▶ **SHORT TASK**
Report how many lines below contain the word "date", and give only that number.

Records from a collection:
>> Start

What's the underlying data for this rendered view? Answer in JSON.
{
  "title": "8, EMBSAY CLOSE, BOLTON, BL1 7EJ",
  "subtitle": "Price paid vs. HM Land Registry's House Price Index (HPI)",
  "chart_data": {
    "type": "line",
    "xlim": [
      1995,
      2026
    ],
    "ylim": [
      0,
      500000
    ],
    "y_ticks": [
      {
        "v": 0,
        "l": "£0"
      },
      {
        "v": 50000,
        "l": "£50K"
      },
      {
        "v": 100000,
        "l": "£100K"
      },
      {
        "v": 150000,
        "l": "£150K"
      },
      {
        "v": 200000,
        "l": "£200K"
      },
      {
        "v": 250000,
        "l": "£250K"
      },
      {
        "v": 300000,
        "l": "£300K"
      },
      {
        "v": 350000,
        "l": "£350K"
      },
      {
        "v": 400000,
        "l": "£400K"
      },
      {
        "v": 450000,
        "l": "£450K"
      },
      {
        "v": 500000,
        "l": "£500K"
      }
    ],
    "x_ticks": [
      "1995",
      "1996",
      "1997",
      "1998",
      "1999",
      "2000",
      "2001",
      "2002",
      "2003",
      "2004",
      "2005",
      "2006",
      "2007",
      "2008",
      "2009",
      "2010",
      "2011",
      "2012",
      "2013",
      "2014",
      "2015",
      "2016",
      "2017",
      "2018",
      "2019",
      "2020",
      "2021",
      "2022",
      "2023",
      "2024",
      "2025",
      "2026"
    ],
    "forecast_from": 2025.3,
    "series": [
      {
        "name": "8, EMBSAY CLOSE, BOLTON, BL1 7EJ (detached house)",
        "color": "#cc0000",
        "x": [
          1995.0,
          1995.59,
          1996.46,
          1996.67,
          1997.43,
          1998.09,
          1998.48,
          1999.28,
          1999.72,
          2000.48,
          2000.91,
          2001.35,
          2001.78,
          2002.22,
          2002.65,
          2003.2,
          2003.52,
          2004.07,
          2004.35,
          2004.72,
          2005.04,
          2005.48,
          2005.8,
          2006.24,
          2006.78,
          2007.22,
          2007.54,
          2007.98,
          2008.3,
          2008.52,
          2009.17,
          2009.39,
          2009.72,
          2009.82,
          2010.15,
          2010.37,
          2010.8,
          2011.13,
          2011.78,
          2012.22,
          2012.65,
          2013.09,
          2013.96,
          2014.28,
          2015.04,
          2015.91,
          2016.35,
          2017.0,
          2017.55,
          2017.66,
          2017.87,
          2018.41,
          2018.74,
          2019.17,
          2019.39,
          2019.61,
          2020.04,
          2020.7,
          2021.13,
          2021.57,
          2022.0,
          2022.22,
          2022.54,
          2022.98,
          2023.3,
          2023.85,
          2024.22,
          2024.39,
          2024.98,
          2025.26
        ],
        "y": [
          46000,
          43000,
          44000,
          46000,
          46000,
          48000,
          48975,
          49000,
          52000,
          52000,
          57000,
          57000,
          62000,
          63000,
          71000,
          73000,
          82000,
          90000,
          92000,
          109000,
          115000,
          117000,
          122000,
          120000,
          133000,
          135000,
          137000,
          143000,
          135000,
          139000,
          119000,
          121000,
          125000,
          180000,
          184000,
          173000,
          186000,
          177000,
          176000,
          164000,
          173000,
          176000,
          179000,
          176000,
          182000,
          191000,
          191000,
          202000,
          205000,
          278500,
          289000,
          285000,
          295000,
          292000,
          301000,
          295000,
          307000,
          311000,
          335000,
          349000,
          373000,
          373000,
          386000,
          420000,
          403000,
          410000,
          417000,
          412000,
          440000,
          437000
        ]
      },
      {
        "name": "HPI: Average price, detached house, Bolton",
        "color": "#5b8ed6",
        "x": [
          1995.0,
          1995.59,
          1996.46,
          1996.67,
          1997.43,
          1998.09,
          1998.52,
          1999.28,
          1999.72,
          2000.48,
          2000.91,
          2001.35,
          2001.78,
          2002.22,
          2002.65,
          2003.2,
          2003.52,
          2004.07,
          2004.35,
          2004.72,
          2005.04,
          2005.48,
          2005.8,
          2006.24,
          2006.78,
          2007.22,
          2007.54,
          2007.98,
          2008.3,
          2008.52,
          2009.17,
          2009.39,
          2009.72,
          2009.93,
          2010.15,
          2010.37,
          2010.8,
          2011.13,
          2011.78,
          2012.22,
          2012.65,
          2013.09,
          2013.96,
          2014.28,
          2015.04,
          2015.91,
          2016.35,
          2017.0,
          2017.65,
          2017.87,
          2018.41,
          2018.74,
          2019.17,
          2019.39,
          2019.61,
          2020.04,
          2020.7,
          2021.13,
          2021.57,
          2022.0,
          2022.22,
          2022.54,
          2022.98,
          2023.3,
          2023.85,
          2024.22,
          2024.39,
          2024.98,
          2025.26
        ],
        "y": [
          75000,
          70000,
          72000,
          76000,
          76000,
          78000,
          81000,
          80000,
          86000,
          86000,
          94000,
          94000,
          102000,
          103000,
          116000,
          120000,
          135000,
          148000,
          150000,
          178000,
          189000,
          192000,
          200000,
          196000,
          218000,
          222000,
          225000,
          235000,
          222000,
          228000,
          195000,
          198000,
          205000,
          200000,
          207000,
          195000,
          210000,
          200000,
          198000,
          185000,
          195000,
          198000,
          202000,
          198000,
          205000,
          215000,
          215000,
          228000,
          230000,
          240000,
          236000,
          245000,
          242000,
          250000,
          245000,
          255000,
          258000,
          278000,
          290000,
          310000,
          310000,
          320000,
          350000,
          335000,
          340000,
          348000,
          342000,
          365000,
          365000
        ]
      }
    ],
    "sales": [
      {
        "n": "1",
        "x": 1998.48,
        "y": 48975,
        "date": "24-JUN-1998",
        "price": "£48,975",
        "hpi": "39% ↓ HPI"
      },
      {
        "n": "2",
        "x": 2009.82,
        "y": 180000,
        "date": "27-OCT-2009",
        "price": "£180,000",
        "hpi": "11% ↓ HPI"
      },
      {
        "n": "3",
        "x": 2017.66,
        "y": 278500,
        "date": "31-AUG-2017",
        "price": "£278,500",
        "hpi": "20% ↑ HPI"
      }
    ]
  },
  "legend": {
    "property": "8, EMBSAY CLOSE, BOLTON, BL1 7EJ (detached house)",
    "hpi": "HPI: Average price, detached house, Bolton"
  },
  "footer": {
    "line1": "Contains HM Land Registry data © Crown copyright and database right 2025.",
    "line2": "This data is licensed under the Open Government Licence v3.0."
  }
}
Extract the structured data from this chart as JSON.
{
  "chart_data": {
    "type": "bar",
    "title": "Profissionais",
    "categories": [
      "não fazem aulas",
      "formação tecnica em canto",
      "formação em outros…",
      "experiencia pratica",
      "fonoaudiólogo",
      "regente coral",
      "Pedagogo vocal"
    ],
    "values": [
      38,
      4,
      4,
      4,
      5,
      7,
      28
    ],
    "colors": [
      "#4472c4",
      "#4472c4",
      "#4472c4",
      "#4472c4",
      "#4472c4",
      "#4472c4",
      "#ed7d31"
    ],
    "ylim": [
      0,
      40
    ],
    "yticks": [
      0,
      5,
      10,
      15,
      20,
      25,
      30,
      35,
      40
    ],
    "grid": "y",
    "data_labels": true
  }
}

>> End

▶ **IN RESPONSE**
3